**TASK TO CARRY OUT**
Check every line below for the word "content" and copy each one that has it.

**INPUT FOR THIS TASK**
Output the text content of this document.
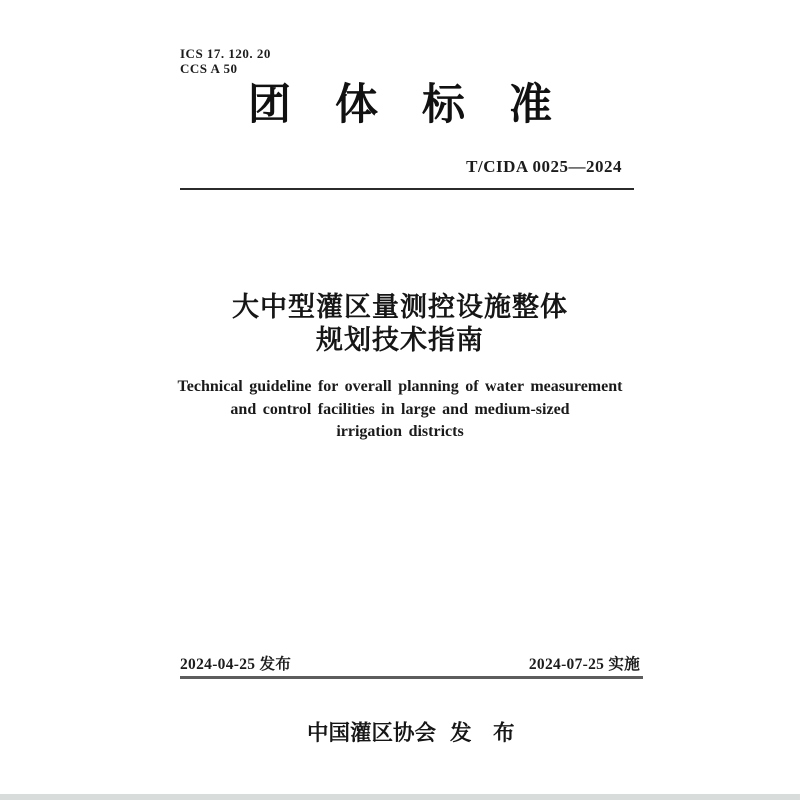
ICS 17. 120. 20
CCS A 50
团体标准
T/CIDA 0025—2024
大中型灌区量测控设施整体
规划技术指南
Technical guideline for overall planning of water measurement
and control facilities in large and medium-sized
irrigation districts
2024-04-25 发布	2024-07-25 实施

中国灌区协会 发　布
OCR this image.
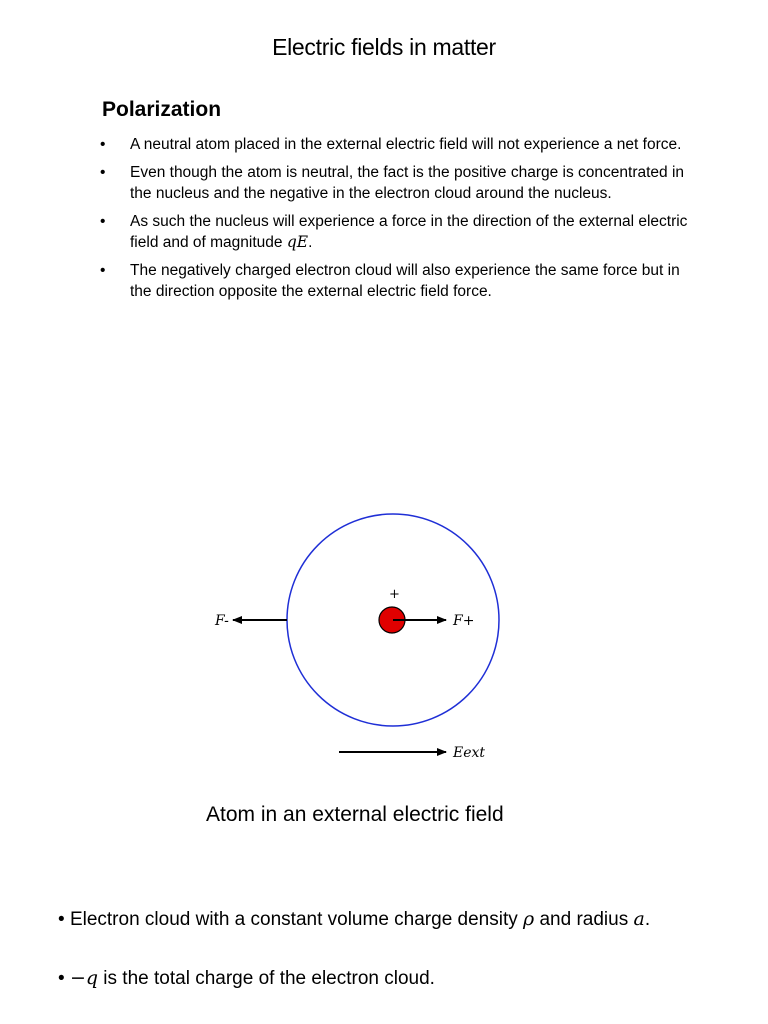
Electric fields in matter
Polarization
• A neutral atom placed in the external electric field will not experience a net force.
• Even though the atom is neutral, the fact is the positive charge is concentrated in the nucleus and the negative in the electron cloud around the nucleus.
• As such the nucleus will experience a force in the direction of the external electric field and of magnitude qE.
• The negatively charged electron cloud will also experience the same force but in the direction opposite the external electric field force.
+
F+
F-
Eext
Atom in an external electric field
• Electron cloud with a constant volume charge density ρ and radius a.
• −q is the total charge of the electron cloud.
--
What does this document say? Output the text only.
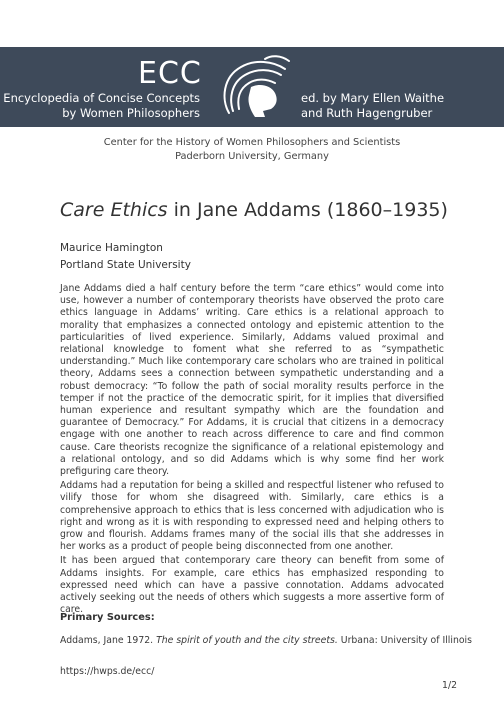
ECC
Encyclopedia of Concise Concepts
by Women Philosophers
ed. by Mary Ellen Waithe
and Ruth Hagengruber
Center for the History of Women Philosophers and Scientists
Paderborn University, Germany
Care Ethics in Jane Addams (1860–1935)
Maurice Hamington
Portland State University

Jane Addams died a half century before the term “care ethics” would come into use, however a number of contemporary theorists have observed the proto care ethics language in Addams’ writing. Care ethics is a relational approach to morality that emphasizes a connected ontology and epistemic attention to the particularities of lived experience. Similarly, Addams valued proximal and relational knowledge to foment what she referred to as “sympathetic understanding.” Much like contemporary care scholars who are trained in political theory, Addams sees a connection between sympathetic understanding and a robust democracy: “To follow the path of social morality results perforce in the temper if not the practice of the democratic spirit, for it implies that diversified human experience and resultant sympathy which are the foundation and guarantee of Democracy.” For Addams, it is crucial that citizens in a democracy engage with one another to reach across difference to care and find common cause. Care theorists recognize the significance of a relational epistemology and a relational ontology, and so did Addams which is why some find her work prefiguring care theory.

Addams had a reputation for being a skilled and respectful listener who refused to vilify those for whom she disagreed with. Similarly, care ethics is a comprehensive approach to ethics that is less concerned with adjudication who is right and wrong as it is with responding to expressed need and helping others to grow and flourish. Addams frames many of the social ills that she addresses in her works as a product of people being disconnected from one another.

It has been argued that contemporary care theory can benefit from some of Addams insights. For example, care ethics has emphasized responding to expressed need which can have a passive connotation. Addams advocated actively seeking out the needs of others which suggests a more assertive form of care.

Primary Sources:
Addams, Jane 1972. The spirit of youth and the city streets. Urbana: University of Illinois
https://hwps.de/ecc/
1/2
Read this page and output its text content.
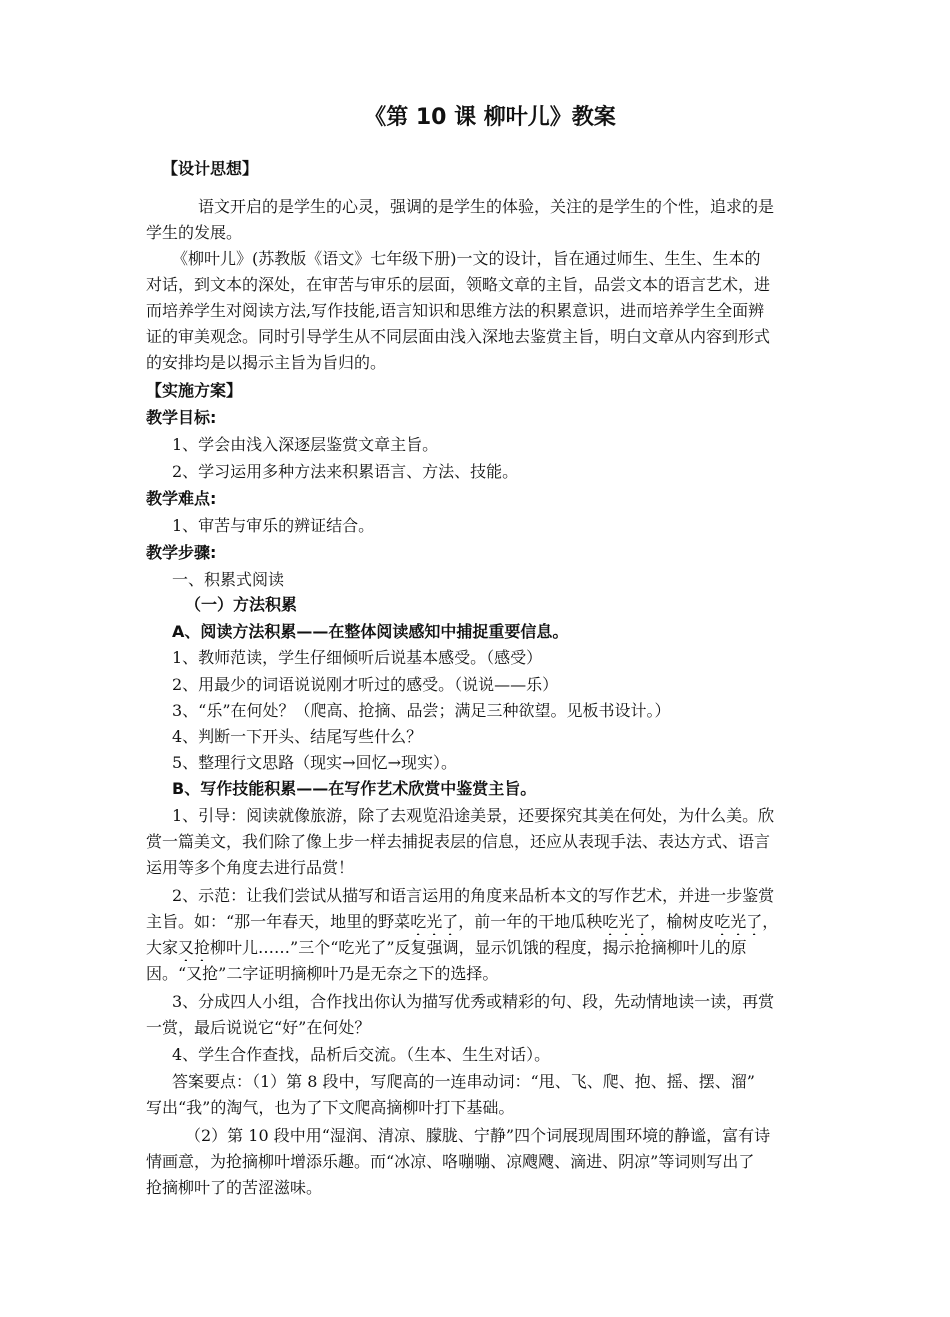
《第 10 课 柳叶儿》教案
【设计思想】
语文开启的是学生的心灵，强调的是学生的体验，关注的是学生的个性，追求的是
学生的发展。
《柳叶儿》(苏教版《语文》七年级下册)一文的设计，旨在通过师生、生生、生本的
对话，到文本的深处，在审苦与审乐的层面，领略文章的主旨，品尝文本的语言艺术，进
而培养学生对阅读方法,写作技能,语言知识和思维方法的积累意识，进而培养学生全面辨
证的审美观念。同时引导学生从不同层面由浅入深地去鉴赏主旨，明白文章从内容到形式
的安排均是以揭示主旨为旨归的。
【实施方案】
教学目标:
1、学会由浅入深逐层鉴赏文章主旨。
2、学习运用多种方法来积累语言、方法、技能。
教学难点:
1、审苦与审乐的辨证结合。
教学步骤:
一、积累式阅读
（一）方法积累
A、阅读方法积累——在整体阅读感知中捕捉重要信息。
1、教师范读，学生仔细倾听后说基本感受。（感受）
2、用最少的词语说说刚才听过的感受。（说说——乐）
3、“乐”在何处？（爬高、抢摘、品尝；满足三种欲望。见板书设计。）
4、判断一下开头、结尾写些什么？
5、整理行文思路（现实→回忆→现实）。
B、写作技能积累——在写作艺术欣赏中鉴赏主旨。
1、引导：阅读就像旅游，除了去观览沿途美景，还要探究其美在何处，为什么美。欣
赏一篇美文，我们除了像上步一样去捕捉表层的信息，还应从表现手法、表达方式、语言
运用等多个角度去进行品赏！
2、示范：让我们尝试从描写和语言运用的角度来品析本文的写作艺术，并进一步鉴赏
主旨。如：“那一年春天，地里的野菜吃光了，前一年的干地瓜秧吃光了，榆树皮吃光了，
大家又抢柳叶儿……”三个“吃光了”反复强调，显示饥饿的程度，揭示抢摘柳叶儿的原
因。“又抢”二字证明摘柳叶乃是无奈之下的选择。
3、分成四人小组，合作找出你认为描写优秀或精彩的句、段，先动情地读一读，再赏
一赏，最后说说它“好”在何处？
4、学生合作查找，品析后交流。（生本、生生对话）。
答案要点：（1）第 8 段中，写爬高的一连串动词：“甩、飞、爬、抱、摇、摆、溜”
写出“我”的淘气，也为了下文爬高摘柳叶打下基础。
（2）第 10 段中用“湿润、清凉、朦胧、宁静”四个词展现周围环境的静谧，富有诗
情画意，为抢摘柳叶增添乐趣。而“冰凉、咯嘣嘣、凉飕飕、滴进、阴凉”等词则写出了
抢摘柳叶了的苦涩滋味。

**WORKED ANSWER**
Output the text content of this document.
Read this page and output its text content.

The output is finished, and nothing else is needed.